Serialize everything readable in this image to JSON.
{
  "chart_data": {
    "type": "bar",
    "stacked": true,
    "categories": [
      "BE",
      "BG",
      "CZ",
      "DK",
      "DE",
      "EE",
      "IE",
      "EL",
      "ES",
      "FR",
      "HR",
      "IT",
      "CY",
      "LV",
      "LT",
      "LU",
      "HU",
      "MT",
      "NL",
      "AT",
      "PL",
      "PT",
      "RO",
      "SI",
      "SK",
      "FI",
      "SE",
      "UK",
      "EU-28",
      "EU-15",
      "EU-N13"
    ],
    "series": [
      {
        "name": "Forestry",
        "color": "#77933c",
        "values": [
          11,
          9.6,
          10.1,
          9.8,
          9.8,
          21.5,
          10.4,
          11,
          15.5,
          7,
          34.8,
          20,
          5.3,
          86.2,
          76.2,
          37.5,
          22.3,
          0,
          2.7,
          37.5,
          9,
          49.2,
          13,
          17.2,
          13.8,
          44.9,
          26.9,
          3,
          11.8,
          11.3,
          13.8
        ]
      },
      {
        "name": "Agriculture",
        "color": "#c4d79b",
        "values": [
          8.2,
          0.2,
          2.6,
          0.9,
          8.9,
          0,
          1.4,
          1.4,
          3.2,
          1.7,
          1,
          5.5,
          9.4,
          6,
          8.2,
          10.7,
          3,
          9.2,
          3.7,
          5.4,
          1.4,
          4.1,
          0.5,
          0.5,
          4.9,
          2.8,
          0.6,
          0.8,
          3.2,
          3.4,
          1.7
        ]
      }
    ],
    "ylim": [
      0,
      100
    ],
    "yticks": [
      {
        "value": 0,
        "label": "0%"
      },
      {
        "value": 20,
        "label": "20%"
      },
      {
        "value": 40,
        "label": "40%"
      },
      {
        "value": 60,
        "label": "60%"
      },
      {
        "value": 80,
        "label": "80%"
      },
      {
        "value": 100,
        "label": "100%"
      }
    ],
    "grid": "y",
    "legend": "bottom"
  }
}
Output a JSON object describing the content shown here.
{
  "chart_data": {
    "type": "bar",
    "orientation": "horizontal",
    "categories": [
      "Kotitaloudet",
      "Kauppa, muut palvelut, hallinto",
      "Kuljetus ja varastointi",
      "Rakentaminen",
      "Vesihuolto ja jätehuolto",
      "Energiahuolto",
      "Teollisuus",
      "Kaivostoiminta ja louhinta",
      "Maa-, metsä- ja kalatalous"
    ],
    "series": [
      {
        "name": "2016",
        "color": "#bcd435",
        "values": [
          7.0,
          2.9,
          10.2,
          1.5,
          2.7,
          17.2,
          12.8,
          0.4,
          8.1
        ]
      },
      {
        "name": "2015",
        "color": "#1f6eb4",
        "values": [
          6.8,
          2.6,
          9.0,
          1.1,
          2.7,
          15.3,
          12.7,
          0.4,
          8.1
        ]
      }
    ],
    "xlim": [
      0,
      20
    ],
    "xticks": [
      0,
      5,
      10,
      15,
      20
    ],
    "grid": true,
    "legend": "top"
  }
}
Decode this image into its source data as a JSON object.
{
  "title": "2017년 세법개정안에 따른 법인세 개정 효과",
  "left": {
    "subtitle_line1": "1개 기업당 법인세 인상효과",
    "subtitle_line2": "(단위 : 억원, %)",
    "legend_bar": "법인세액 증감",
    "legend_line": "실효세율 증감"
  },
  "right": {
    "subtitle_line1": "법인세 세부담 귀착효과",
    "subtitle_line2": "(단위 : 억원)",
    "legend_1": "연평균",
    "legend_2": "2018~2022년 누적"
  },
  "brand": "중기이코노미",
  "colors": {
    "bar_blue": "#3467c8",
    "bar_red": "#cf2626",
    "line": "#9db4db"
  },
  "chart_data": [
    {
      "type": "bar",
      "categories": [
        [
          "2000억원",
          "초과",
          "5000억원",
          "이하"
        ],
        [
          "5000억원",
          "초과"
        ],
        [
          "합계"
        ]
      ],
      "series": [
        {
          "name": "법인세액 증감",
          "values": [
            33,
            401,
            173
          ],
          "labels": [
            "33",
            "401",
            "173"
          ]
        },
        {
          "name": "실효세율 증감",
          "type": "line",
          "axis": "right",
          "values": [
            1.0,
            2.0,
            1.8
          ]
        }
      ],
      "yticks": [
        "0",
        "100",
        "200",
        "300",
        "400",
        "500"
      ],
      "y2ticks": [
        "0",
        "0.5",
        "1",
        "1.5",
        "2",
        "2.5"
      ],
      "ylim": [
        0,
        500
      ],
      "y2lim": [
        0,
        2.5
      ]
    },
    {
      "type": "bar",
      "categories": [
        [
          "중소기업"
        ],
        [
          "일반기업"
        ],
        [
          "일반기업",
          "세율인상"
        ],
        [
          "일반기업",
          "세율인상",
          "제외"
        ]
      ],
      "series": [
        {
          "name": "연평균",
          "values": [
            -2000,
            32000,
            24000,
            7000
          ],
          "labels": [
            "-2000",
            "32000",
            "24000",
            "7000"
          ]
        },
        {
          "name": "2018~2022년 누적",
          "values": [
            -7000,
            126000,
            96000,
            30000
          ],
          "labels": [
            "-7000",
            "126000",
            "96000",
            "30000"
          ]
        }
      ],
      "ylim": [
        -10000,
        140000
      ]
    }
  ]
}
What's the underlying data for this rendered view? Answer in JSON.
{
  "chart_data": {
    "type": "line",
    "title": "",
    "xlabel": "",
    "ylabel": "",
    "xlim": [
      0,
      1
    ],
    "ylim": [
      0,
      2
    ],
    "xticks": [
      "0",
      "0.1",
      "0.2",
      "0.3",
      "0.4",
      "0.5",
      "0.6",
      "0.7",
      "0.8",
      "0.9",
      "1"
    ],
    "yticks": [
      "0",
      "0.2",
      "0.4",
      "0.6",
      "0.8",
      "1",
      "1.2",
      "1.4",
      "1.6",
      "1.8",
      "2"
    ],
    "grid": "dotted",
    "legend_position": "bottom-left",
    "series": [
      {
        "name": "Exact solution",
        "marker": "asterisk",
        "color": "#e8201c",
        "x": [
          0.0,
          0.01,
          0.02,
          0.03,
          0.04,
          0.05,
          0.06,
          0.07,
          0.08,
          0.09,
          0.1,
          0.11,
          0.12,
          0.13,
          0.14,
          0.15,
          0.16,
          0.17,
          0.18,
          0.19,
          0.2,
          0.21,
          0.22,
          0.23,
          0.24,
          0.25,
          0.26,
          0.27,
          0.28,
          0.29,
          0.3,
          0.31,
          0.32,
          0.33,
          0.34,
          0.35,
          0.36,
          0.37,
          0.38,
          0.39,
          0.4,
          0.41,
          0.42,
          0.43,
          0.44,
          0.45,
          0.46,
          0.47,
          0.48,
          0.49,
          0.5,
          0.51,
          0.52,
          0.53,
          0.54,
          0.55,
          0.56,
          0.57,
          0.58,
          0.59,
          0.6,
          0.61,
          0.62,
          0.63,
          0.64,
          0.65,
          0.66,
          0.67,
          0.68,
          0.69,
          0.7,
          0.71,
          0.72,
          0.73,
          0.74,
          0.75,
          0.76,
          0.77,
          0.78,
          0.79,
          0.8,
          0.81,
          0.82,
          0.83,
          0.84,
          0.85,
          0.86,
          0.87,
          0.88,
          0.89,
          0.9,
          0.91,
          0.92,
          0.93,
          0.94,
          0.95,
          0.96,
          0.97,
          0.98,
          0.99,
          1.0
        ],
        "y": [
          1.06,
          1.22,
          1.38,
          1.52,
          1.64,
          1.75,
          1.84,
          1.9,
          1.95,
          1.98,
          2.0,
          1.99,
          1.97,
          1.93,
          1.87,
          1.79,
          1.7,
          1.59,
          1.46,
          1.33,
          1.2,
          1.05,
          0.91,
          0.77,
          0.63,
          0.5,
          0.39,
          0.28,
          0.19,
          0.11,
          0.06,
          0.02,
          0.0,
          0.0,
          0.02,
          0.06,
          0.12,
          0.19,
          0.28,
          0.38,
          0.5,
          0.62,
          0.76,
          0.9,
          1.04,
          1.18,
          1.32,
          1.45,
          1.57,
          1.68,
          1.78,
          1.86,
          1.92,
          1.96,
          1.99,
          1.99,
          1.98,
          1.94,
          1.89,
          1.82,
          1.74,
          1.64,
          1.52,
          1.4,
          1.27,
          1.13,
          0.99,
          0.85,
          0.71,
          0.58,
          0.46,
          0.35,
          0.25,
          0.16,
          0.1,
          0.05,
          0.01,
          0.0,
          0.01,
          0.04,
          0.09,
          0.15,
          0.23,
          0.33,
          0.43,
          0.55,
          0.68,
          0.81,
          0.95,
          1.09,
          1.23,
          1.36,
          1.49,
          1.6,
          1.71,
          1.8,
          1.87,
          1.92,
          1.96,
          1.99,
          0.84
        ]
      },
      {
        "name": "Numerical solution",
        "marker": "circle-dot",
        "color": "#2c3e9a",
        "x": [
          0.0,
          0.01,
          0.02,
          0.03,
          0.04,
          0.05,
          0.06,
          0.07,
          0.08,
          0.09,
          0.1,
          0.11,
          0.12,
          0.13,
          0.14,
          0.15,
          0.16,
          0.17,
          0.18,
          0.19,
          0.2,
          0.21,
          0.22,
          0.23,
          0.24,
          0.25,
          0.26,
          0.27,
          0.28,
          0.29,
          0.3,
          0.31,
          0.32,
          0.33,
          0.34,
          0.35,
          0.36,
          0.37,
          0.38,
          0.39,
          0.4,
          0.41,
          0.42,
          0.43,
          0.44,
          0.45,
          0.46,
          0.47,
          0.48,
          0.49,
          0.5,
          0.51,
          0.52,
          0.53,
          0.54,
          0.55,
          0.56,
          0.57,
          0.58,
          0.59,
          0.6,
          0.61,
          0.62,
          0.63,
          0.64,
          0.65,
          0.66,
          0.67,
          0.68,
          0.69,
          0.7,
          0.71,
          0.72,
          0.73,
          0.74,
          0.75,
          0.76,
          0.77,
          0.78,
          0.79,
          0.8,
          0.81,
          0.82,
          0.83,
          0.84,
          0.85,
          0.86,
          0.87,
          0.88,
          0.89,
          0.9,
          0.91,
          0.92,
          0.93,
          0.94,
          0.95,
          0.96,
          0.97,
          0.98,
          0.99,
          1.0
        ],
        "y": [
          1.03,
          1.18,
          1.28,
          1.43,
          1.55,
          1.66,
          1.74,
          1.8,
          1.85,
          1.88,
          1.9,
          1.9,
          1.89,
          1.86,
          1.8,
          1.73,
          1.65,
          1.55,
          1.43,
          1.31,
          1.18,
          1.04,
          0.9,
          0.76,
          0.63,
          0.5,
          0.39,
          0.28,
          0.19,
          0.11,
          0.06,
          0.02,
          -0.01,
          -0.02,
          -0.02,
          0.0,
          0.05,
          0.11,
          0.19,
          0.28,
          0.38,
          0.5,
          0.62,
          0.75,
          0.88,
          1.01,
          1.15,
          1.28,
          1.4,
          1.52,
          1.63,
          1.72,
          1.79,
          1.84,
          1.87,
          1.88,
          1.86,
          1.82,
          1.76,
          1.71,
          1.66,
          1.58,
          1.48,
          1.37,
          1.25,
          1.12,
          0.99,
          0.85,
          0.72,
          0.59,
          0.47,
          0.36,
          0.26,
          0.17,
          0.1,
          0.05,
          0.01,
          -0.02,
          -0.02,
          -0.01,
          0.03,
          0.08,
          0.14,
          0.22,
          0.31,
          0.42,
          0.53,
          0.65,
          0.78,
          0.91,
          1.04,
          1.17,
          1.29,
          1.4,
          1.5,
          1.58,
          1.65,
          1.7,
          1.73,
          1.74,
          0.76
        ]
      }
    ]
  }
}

········

*Set task*.
Search the entries for "solution" and copy out each line that has it.

*Right answer*.
        "name": "Exact solution",
        "name": "Numerical solution",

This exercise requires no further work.